*INSTRUCTIONS FOR THE TASK*
Reproduce every entry below precisely. Pictures are excluded from the copy.

*EXERCISE INPUTS*
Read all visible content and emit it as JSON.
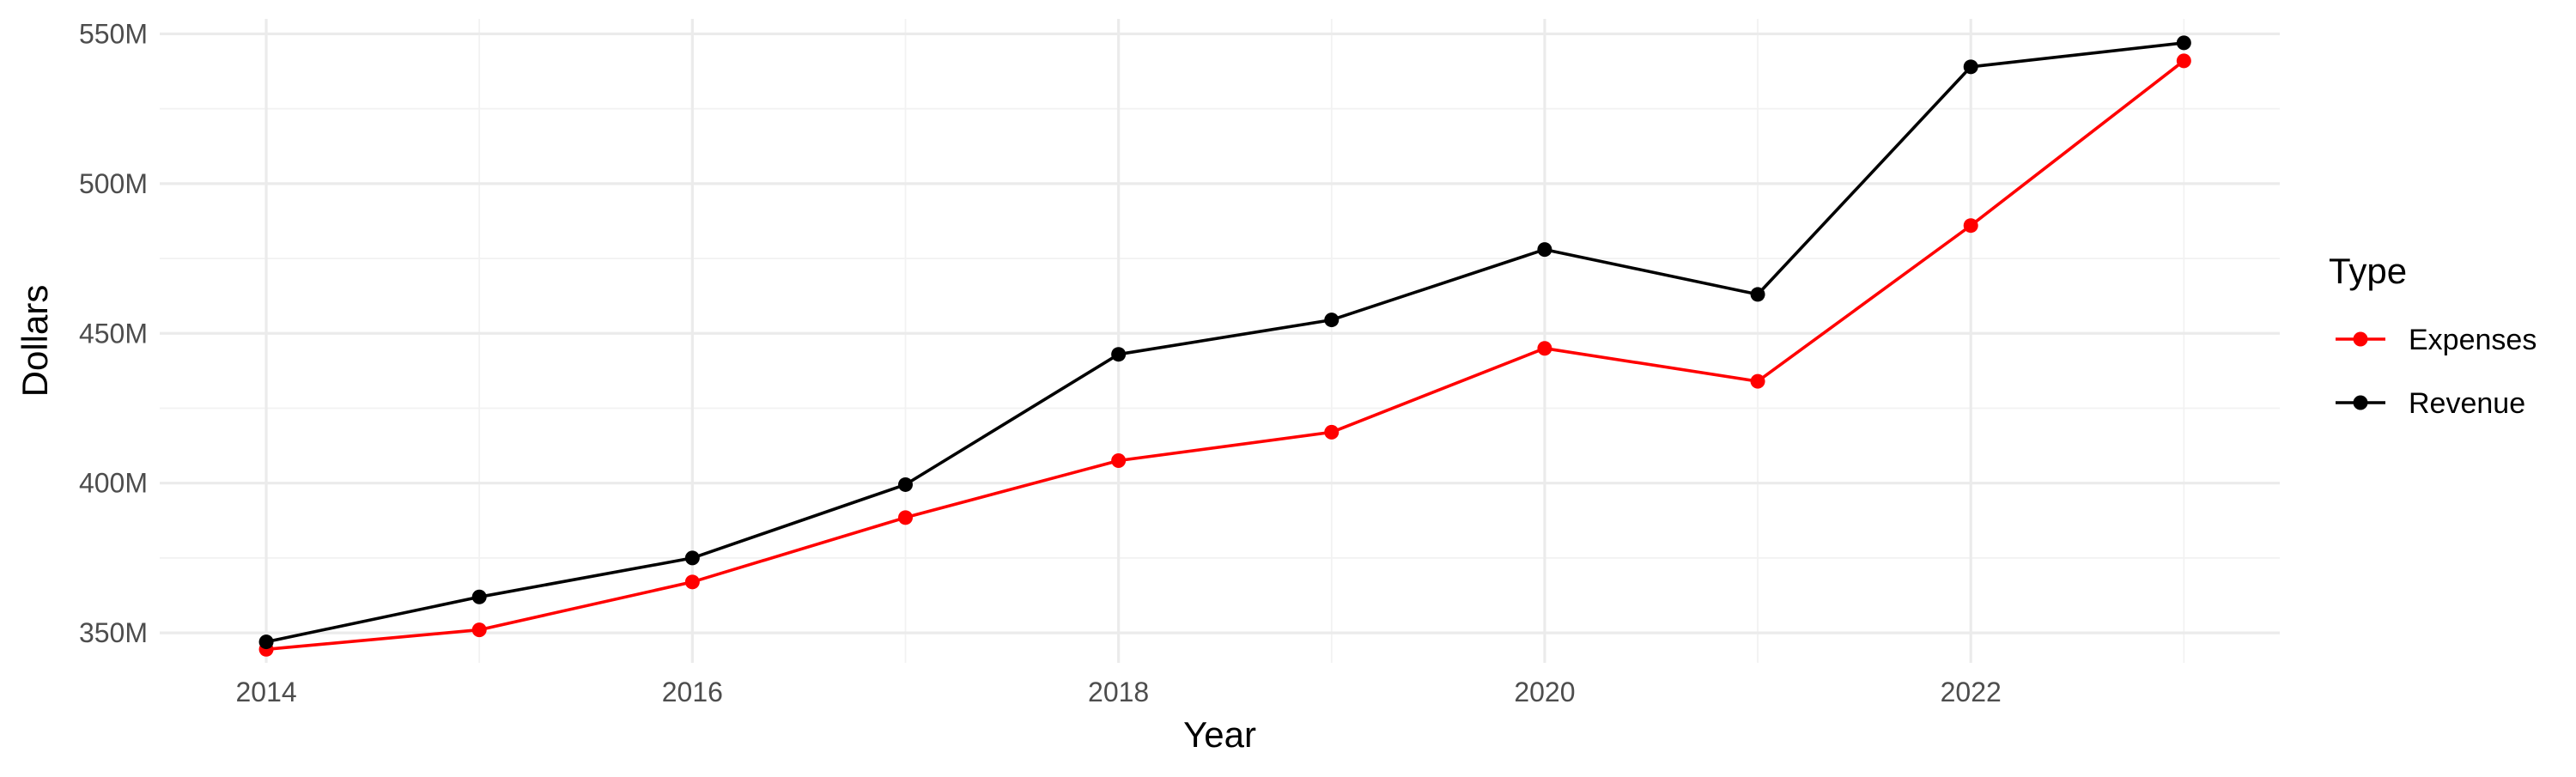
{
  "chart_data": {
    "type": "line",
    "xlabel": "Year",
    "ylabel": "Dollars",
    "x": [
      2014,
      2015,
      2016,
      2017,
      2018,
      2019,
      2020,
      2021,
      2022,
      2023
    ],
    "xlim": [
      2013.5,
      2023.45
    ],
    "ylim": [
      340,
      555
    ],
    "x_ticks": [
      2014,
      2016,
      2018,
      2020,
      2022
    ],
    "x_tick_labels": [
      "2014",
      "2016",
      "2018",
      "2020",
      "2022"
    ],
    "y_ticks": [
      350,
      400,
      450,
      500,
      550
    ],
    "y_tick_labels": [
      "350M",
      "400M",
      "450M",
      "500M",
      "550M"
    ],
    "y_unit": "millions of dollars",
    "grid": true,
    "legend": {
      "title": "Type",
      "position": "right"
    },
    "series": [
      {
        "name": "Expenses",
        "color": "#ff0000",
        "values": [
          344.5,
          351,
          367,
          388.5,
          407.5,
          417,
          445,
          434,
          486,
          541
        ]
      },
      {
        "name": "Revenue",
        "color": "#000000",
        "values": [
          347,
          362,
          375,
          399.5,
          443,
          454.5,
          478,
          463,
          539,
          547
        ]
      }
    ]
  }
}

*EXPECTED ANSWER*
Read all visible content and emit it as JSON.
{
  "chart_data": {
    "type": "line",
    "xlabel": "Year",
    "ylabel": "Dollars",
    "x": [
      2014,
      2015,
      2016,
      2017,
      2018,
      2019,
      2020,
      2021,
      2022,
      2023
    ],
    "xlim": [
      2013.5,
      2023.45
    ],
    "ylim": [
      340,
      555
    ],
    "x_ticks": [
      2014,
      2016,
      2018,
      2020,
      2022
    ],
    "x_tick_labels": [
      "2014",
      "2016",
      "2018",
      "2020",
      "2022"
    ],
    "y_ticks": [
      350,
      400,
      450,
      500,
      550
    ],
    "y_tick_labels": [
      "350M",
      "400M",
      "450M",
      "500M",
      "550M"
    ],
    "y_unit": "millions of dollars",
    "grid": true,
    "legend": {
      "title": "Type",
      "position": "right"
    },
    "series": [
      {
        "name": "Expenses",
        "color": "#ff0000",
        "values": [
          344.5,
          351,
          367,
          388.5,
          407.5,
          417,
          445,
          434,
          486,
          541
        ]
      },
      {
        "name": "Revenue",
        "color": "#000000",
        "values": [
          347,
          362,
          375,
          399.5,
          443,
          454.5,
          478,
          463,
          539,
          547
        ]
      }
    ]
  }
}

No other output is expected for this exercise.